Dataset entries:
══════

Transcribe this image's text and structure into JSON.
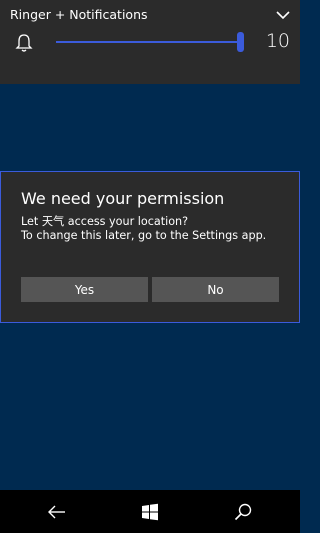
{
  "volume": {
    "title": "Ringer + Notifications",
    "value": "10",
    "level_fraction": 1.0,
    "icons": {
      "mode": "bell-icon",
      "expand": "chevron-down-icon"
    }
  },
  "dialog": {
    "title": "We need your permission",
    "line1": "Let 天气 access your location?",
    "line2": "To change this later, go to the Settings app.",
    "yes_label": "Yes",
    "no_label": "No"
  },
  "navbar": {
    "icons": [
      "back-arrow-icon",
      "windows-start-icon",
      "search-icon"
    ]
  },
  "colors": {
    "accent": "#3b5bdb",
    "background": "#002a50",
    "panel": "#2b2b2b",
    "button": "#555555"
  }
}
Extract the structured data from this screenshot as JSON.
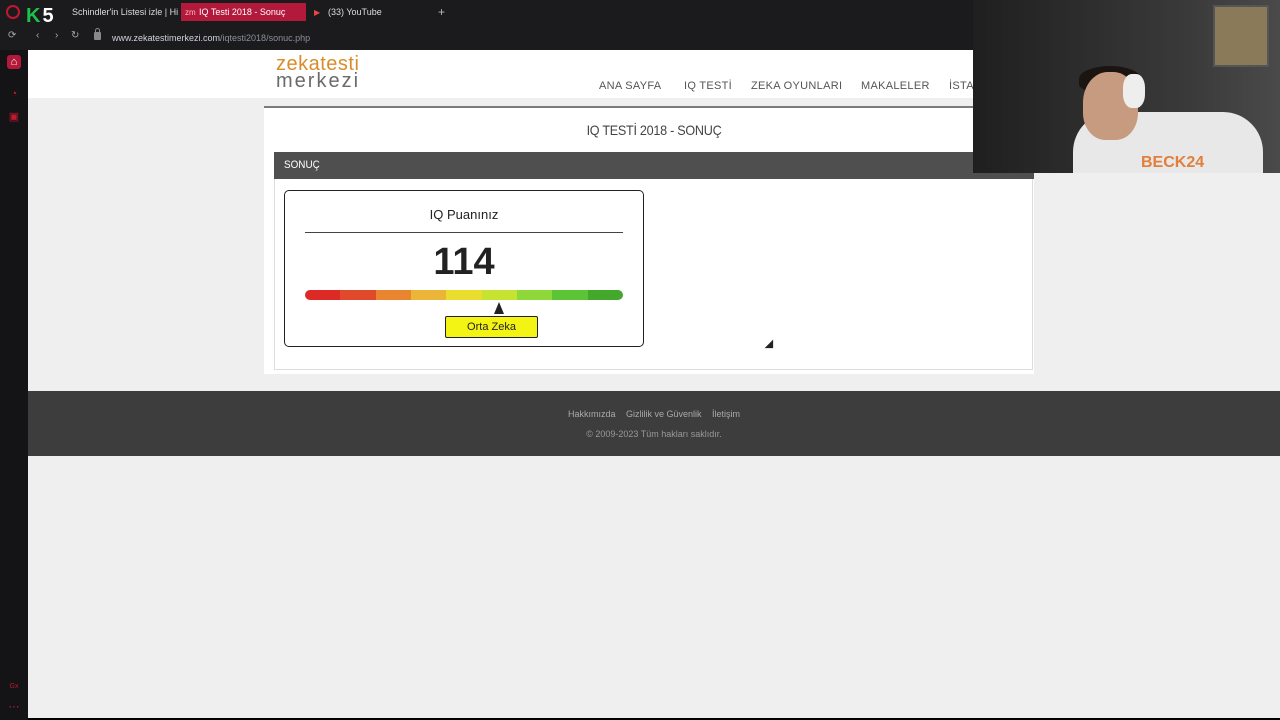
{
  "browser": {
    "tabs": [
      {
        "favicon": "",
        "label": "Schindler'in Listesi izle | Hi"
      },
      {
        "favicon": "zm",
        "label": "IQ Testi 2018 - Sonuç"
      },
      {
        "favicon": "▶",
        "label": "(33) YouTube"
      }
    ],
    "new_tab": "+",
    "url_domain": "www.zekatestimerkezi.com",
    "url_path": "/iqtesti2018/sonuc.php"
  },
  "site": {
    "logo_top": "zekatesti",
    "logo_bottom": "merkezi",
    "menu": [
      "ANA SAYFA",
      "IQ TESTİ",
      "ZEKA OYUNLARI",
      "MAKALELER",
      "İSTAT"
    ]
  },
  "page": {
    "title": "IQ TESTİ 2018 - SONUÇ",
    "section": "SONUÇ"
  },
  "result": {
    "card_title": "IQ Puanınız",
    "score": "114",
    "level": "Orta Zeka",
    "gauge_colors": [
      "#dd2a26",
      "#e04a2a",
      "#e8852e",
      "#ebb637",
      "#e9dd2e",
      "#c6e332",
      "#8fd83a",
      "#5cc535",
      "#43a82b"
    ],
    "pointer_fraction": 0.61
  },
  "footer": {
    "links": [
      "Hakkımızda",
      "Gizlilik ve Güvenlik",
      "İletişim"
    ],
    "copyright": "© 2009-2023 Tüm hakları saklıdır."
  },
  "webcam": {
    "shirt_text": "BECK24"
  }
}
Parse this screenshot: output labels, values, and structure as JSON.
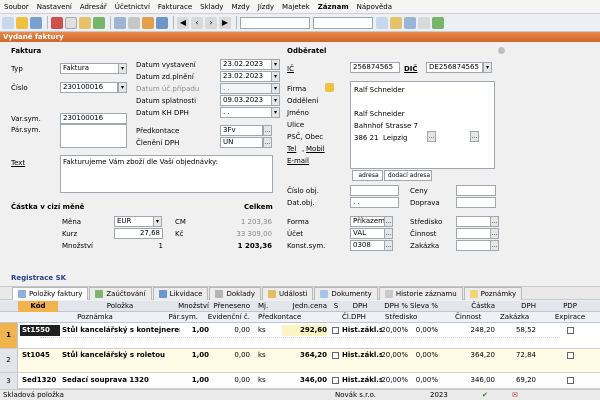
{
  "menu": [
    "Soubor",
    "Nastavení",
    "Adresář",
    "Účetnictví",
    "Fakturace",
    "Sklady",
    "Mzdy",
    "Jízdy",
    "Majetek",
    "Záznam",
    "Nápověda"
  ],
  "title": "Vydané faktury",
  "faktura": {
    "section": "Faktura",
    "typ_label": "Typ",
    "typ_value": "Faktura",
    "cislo_label": "Číslo",
    "cislo_value": "230100016",
    "varsym_label": "Var.sym.",
    "varsym_value": "230100016",
    "parsym_label": "Pár.sym.",
    "datum_vystaveni_label": "Datum vystavení",
    "datum_vystaveni": "23.02.2023",
    "datum_zdpl_label": "Datum zd.plnění",
    "datum_zdpl": "23.02.2023",
    "datum_ucpripadu_label": "Datum úč.případu",
    "datum_ucpripadu": ". .",
    "datum_splatnosti_label": "Datum splatnosti",
    "datum_splatnosti": "09.03.2023",
    "datum_khdph_label": "Datum KH DPH",
    "datum_khdph": ". .",
    "predkontace_label": "Předkontace",
    "predkontace": "3Fv",
    "cleneni_label": "Členění DPH",
    "cleneni": "UN",
    "text_label": "Text",
    "text_value": "Fakturujeme Vám zboží dle Vaší objednávky:"
  },
  "castka": {
    "header": "Částka v cizí měně",
    "celkem_label": "Celkem",
    "mena_label": "Měna",
    "mena_value": "EUR",
    "cm_label": "CM",
    "cm_value": "1 203,36",
    "kurz_label": "Kurz",
    "kurz_value": "27,68",
    "kc_label": "Kč",
    "kc_value": "33 309,00",
    "mnozstvi_label": "Množství",
    "mnozstvi_value": "1",
    "celkem_value": "1 203,36"
  },
  "odberatel": {
    "section": "Odběratel",
    "ic_label": "IČ",
    "ic_value": "256874565",
    "dic_label": "DIČ",
    "dic_value": "DE256874565",
    "firma_label": "Firma",
    "firma_value": "Ralf Schneider",
    "oddeleni_label": "Oddělení",
    "jmeno_label": "Jméno",
    "jmeno_value": "Ralf Schneider",
    "ulice_label": "Ulice",
    "ulice_value": "Bahnhof Strasse 7",
    "psc_label": "PSČ, Obec",
    "psc_value": "386 21",
    "obec_value": "Leipzig",
    "tel_label": "Tel",
    "mobil_label": "Mobil",
    "email_label": "E-mail",
    "adresa_btn": "adresa",
    "dodaci_btn": "dodací adresa",
    "cislo_obj_label": "Číslo obj.",
    "dat_obj_label": "Dat.obj.",
    "dat_obj_value": ". .",
    "ceny_label": "Ceny",
    "doprava_label": "Doprava",
    "forma_label": "Forma",
    "forma_value": "Příkazem",
    "ucet_label": "Účet",
    "ucet_value": "VAL",
    "konstsym_label": "Konst.sym.",
    "konstsym_value": "0308",
    "stredisko_label": "Středisko",
    "cinnost_label": "Činnost",
    "zakazka_label": "Zakázka"
  },
  "registrace": "Registrace SK",
  "tabs": [
    "Položky faktury",
    "Zaúčtování",
    "Likvidace",
    "Doklady",
    "Události",
    "Dokumenty",
    "Historie záznamu",
    "Poznámky"
  ],
  "grid": {
    "head1": [
      "Kód",
      "Položka",
      "Množství",
      "Přeneseno",
      "Mj.",
      "Jedn.cena",
      "S",
      "DPH",
      "DPH %",
      "Sleva %",
      "Částka",
      "DPH",
      "PDP"
    ],
    "head2": [
      "Poznámka",
      "Pár.sym.",
      "Evidenční č.",
      "Předkontace",
      "Čl.DPH",
      "Středisko",
      "Činnost",
      "Zakázka",
      "Expirace"
    ],
    "rows": [
      {
        "num": "1",
        "kod": "St1550",
        "polozka": "Stůl kancelářský s kontejnerem",
        "mnozstvi": "1,00",
        "preneseno": "0,00",
        "mj": "ks",
        "cena": "292,60",
        "dph": "Hist.zákl.s.",
        "dphp": "20,00%",
        "sleva": "0,00%",
        "castka": "248,20",
        "dphv": "58,52"
      },
      {
        "num": "2",
        "kod": "St1045",
        "polozka": "Stůl kancelářský s roletou",
        "mnozstvi": "1,00",
        "preneseno": "0,00",
        "mj": "ks",
        "cena": "364,20",
        "dph": "Hist.zákl.s.",
        "dphp": "20,00%",
        "sleva": "0,00%",
        "castka": "364,20",
        "dphv": "72,84"
      },
      {
        "num": "3",
        "kod": "Sed1320",
        "polozka": "Sedací souprava 1320",
        "mnozstvi": "1,00",
        "preneseno": "0,00",
        "mj": "ks",
        "cena": "346,00",
        "dph": "Hist.zákl.s.",
        "dphp": "20,00%",
        "sleva": "0,00%",
        "castka": "346,00",
        "dphv": "69,20"
      }
    ]
  },
  "status": {
    "left": "Skladová položka",
    "company": "Novák s.r.o.",
    "year": "2023"
  }
}
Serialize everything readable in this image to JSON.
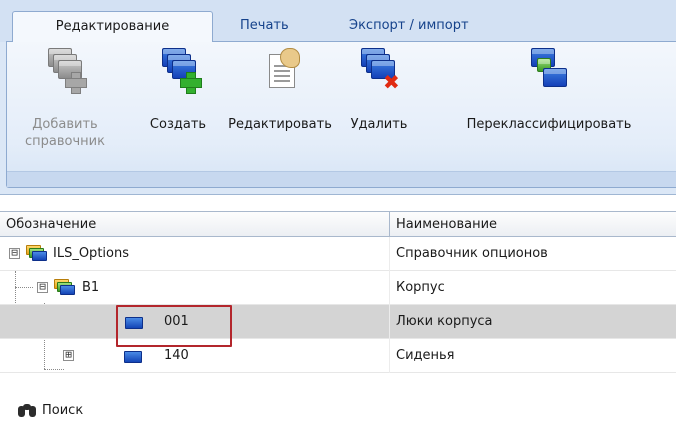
{
  "tabs": [
    {
      "label": "Редактирование",
      "active": true
    },
    {
      "label": "Печать",
      "active": false
    },
    {
      "label": "Экспорт / импорт",
      "active": false
    }
  ],
  "ribbon_buttons": {
    "add": {
      "label_line1": "Добавить",
      "label_line2": "справочник",
      "enabled": false,
      "icon": "add-catalog-icon"
    },
    "create": {
      "label": "Создать",
      "icon": "create-icon"
    },
    "edit": {
      "label": "Редактировать",
      "icon": "edit-document-icon"
    },
    "delete": {
      "label": "Удалить",
      "icon": "delete-icon"
    },
    "reclassify": {
      "label": "Переклассифицировать",
      "icon": "reclassify-icon"
    }
  },
  "grid": {
    "columns": [
      "Обозначение",
      "Наименование"
    ],
    "rows": [
      {
        "designation": "ILS_Options",
        "name": "Справочник опционов",
        "level": 0,
        "expander": "⊟",
        "icon": "folder-stack-icon",
        "selected": false
      },
      {
        "designation": "B1",
        "name": "Корпус",
        "level": 1,
        "expander": "⊟",
        "icon": "folder-stack-icon",
        "selected": false
      },
      {
        "designation": "001",
        "name": "Люки корпуса",
        "level": 2,
        "expander": "",
        "icon": "window-icon",
        "selected": true
      },
      {
        "designation": "140",
        "name": "Сиденья",
        "level": 2,
        "expander": "⊞",
        "icon": "window-icon",
        "selected": false
      }
    ]
  },
  "search": {
    "label": "Поиск",
    "icon": "binoculars-icon"
  },
  "colors": {
    "ribbon_bg": "#dbe7f6",
    "tab_text": "#15428b",
    "selected_row": "#d4d4d4",
    "highlight_box": "#b3262c",
    "disabled_text": "#8c8c8c"
  }
}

══════

◆ PROBLEM REQUIREMENTS: Every line that holds the string "image" should be returned.

◆ COMPLETED TASK:
Transcribe this image's text and structure into JSON.
Serialize everything readable in this image to JSON.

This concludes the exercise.